* **WHAT YOU WILL DO**: Quote the listing in full, exactly as given, minus any pictures.

* **Data entries**:
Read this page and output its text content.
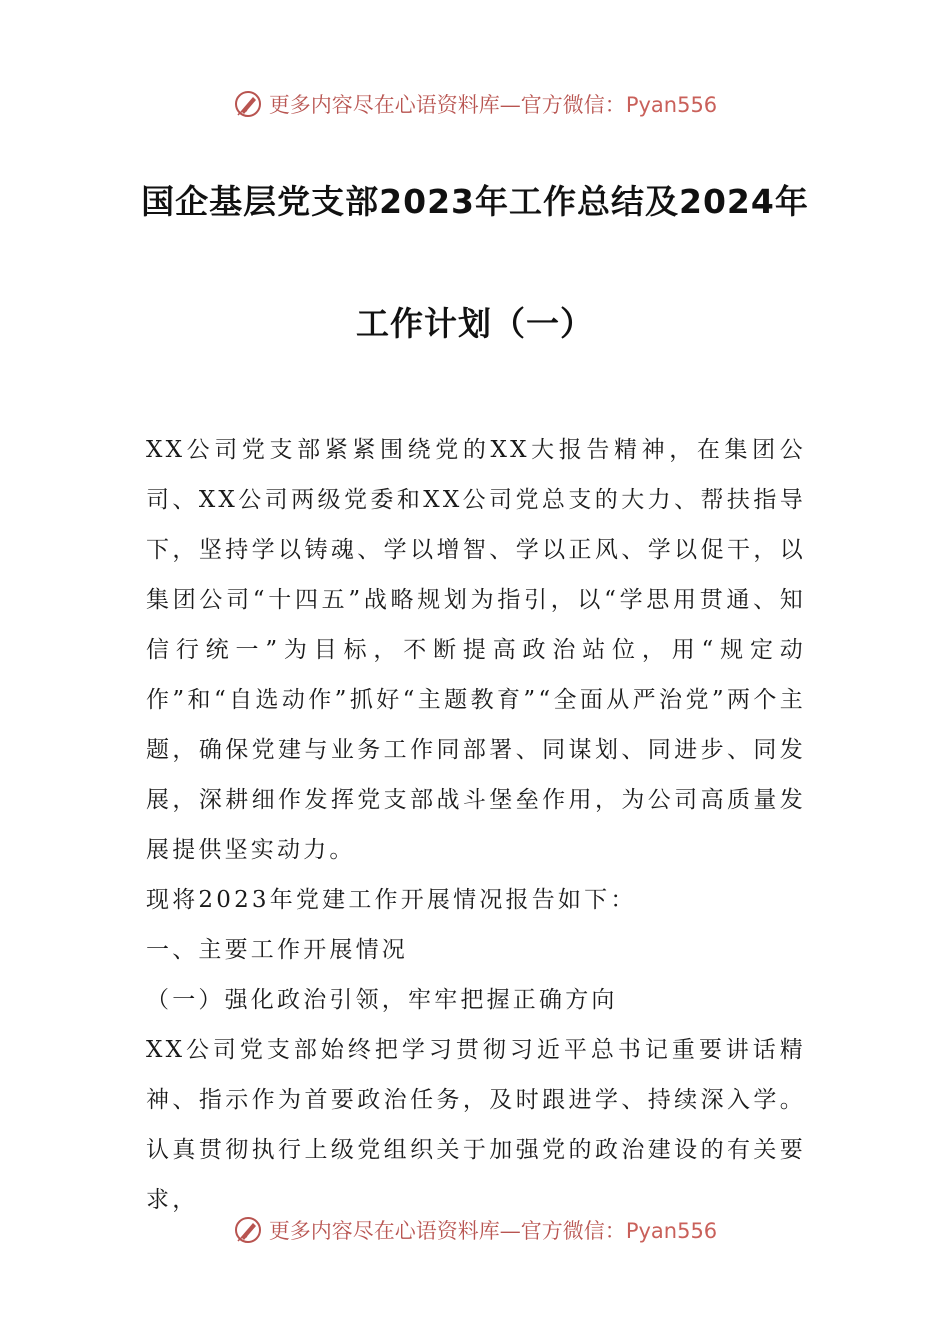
更多内容尽在心语资料库—官方微信：Pyan556
国企基层党支部2023年工作总结及2024年
工作计划（一）

XX公司党支部紧紧围绕党的XX大报告精神，在集团公司、XX公司两级党委和XX公司党总支的大力、帮扶指导下，坚持学以铸魂、学以增智、学以正风、学以促干，以集团公司“十四五”战略规划为指引，以“学思用贯通、知信行统一”为目标，不断提高政治站位，用“规定动作”和“自选动作”抓好“主题教育”“全面从严治党”两个主题，确保党建与业务工作同部署、同谋划、同进步、同发展，深耕细作发挥党支部战斗堡垒作用，为公司高质量发展提供坚实动力。

现将2023年党建工作开展情况报告如下：

一、主要工作开展情况

（一）强化政治引领，牢牢把握正确方向

XX公司党支部始终把学习贯彻习近平总书记重要讲话精神、指示作为首要政治任务，及时跟进学、持续深入学。认真贯彻执行上级党组织关于加强党的政治建设的有关要求，

更多内容尽在心语资料库—官方微信：Pyan556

* **RIGHT ANSWER**:
Read this page and output its text content.
更多内容尽在心语资料库—官方微信：Pyan556
国企基层党支部2023年工作总结及2024年
工作计划（一）

XX公司党支部紧紧围绕党的XX大报告精神，在集团公司、XX公司两级党委和XX公司党总支的大力、帮扶指导下，坚持学以铸魂、学以增智、学以正风、学以促干，以集团公司“十四五”战略规划为指引，以“学思用贯通、知信行统一”为目标，不断提高政治站位，用“规定动作”和“自选动作”抓好“主题教育”“全面从严治党”两个主题，确保党建与业务工作同部署、同谋划、同进步、同发展，深耕细作发挥党支部战斗堡垒作用，为公司高质量发展提供坚实动力。

现将2023年党建工作开展情况报告如下：

一、主要工作开展情况

（一）强化政治引领，牢牢把握正确方向

XX公司党支部始终把学习贯彻习近平总书记重要讲话精神、指示作为首要政治任务，及时跟进学、持续深入学。认真贯彻执行上级党组织关于加强党的政治建设的有关要求，

更多内容尽在心语资料库—官方微信：Pyan556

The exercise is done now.